Exercise prompt.
Repeat all the records exactly, omitting pictures.

BEGIN Data to process

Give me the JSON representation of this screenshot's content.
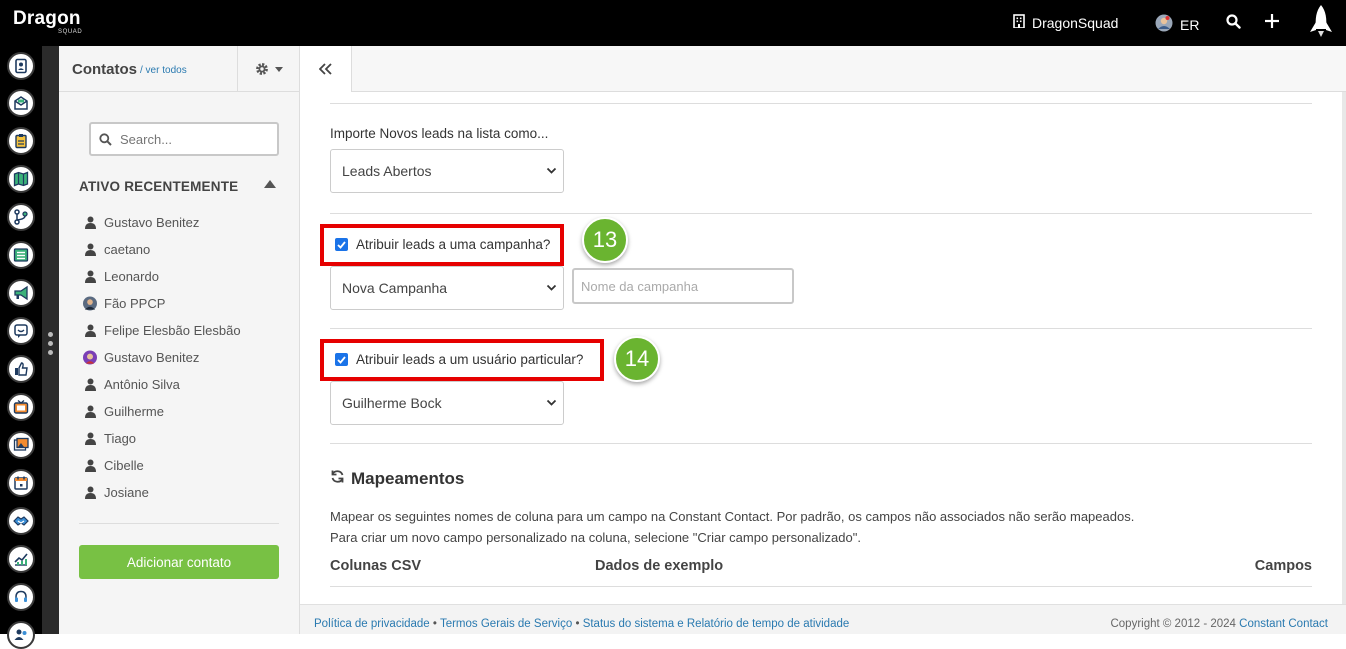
{
  "topbar": {
    "logo_main": "Dragon",
    "logo_sub": "SQUAD",
    "org_name": "DragonSquad",
    "user_initials": "ER"
  },
  "contacts": {
    "title": "Contatos",
    "view_all": "/ ver todos",
    "search_placeholder": "Search...",
    "section_label": "ATIVO RECENTEMENTE",
    "items": [
      {
        "name": "Gustavo Benitez",
        "avatar": "person-icon"
      },
      {
        "name": "caetano",
        "avatar": "person-icon"
      },
      {
        "name": "Leonardo",
        "avatar": "person-icon"
      },
      {
        "name": "Fão PPCP",
        "avatar": "photo-avatar"
      },
      {
        "name": "Felipe Elesbão Elesbão",
        "avatar": "person-icon"
      },
      {
        "name": "Gustavo Benitez",
        "avatar": "photo-avatar"
      },
      {
        "name": "Antônio Silva",
        "avatar": "person-icon"
      },
      {
        "name": "Guilherme",
        "avatar": "person-icon"
      },
      {
        "name": "Tiago",
        "avatar": "person-icon"
      },
      {
        "name": "Cibelle",
        "avatar": "person-icon"
      },
      {
        "name": "Josiane",
        "avatar": "person-icon"
      }
    ],
    "add_button": "Adicionar contato"
  },
  "form": {
    "import_label": "Importe Novos leads na lista como...",
    "import_select": "Leads Abertos",
    "campaign_check_label": "Atribuir leads a uma campanha?",
    "campaign_checked": true,
    "campaign_step": "13",
    "campaign_select": "Nova Campanha",
    "campaign_name_placeholder": "Nome da campanha",
    "user_check_label": "Atribuir leads a um usuário particular?",
    "user_checked": true,
    "user_step": "14",
    "user_select": "Guilherme Bock"
  },
  "mapping": {
    "title": "Mapeamentos",
    "desc_line1": "Mapear os seguintes nomes de coluna para um campo na Constant Contact. Por padrão, os campos não associados não serão mapeados.",
    "desc_line2": "Para criar um novo campo personalizado na coluna, selecione \"Criar campo personalizado\".",
    "col_csv": "Colunas CSV",
    "col_sample": "Dados de exemplo",
    "col_fields": "Campos"
  },
  "footer": {
    "privacy": "Política de privacidade",
    "terms": "Termos Gerais de Serviço",
    "status": "Status do sistema e Relatório de tempo de atividade",
    "separator": "•",
    "copyright": "Copyright © 2012 - 2024",
    "company": "Constant Contact"
  },
  "colors": {
    "accent_green": "#78c144",
    "highlight_red": "#e60000",
    "link_blue": "#2a7ab0",
    "checkbox_blue": "#1a73e8"
  }
}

END Data to process

Exercise response.
Give me the JSON representation of this screenshot's content.
{
  "topbar": {
    "logo_main": "Dragon",
    "logo_sub": "SQUAD",
    "org_name": "DragonSquad",
    "user_initials": "ER"
  },
  "contacts": {
    "title": "Contatos",
    "view_all": "/ ver todos",
    "search_placeholder": "Search...",
    "section_label": "ATIVO RECENTEMENTE",
    "items": [
      {
        "name": "Gustavo Benitez",
        "avatar": "person-icon"
      },
      {
        "name": "caetano",
        "avatar": "person-icon"
      },
      {
        "name": "Leonardo",
        "avatar": "person-icon"
      },
      {
        "name": "Fão PPCP",
        "avatar": "photo-avatar"
      },
      {
        "name": "Felipe Elesbão Elesbão",
        "avatar": "person-icon"
      },
      {
        "name": "Gustavo Benitez",
        "avatar": "photo-avatar"
      },
      {
        "name": "Antônio Silva",
        "avatar": "person-icon"
      },
      {
        "name": "Guilherme",
        "avatar": "person-icon"
      },
      {
        "name": "Tiago",
        "avatar": "person-icon"
      },
      {
        "name": "Cibelle",
        "avatar": "person-icon"
      },
      {
        "name": "Josiane",
        "avatar": "person-icon"
      }
    ],
    "add_button": "Adicionar contato"
  },
  "form": {
    "import_label": "Importe Novos leads na lista como...",
    "import_select": "Leads Abertos",
    "campaign_check_label": "Atribuir leads a uma campanha?",
    "campaign_checked": true,
    "campaign_step": "13",
    "campaign_select": "Nova Campanha",
    "campaign_name_placeholder": "Nome da campanha",
    "user_check_label": "Atribuir leads a um usuário particular?",
    "user_checked": true,
    "user_step": "14",
    "user_select": "Guilherme Bock"
  },
  "mapping": {
    "title": "Mapeamentos",
    "desc_line1": "Mapear os seguintes nomes de coluna para um campo na Constant Contact. Por padrão, os campos não associados não serão mapeados.",
    "desc_line2": "Para criar um novo campo personalizado na coluna, selecione \"Criar campo personalizado\".",
    "col_csv": "Colunas CSV",
    "col_sample": "Dados de exemplo",
    "col_fields": "Campos"
  },
  "footer": {
    "privacy": "Política de privacidade",
    "terms": "Termos Gerais de Serviço",
    "status": "Status do sistema e Relatório de tempo de atividade",
    "separator": "•",
    "copyright": "Copyright © 2012 - 2024",
    "company": "Constant Contact"
  },
  "colors": {
    "accent_green": "#78c144",
    "highlight_red": "#e60000",
    "link_blue": "#2a7ab0",
    "checkbox_blue": "#1a73e8"
  }
}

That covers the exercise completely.